• _SUPPLIED MATERIAL_:

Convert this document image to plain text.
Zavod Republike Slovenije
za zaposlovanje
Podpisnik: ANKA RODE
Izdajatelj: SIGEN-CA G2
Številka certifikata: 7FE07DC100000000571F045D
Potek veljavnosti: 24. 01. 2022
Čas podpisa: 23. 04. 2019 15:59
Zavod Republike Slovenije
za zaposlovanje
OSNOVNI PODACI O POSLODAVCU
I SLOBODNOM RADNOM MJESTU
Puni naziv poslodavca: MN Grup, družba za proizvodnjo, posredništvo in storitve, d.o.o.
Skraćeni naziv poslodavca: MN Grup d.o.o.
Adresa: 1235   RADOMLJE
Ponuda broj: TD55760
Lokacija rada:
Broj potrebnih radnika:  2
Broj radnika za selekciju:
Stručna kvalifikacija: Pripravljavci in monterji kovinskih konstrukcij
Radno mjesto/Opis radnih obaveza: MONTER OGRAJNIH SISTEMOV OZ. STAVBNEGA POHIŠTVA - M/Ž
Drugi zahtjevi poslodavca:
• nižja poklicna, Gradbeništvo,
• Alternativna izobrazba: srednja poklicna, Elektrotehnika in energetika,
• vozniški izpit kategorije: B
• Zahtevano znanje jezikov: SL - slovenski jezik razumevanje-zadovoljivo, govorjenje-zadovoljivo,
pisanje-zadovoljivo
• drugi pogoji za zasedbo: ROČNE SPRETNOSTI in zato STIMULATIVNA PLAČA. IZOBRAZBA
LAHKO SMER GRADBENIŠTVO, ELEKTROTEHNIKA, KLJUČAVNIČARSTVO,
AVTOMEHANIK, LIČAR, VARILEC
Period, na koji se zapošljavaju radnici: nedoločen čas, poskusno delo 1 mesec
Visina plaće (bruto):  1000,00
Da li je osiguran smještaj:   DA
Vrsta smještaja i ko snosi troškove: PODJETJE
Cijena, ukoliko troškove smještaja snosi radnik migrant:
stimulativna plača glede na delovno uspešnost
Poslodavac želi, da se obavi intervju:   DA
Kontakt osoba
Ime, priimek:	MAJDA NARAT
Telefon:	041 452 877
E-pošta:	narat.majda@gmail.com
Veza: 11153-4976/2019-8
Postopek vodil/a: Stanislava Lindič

• _EXERCISE TASK_: Using the material above, state how many lines include the string "poslodavca". Answer with a single number.

• _CORRECT ANSWER_: 3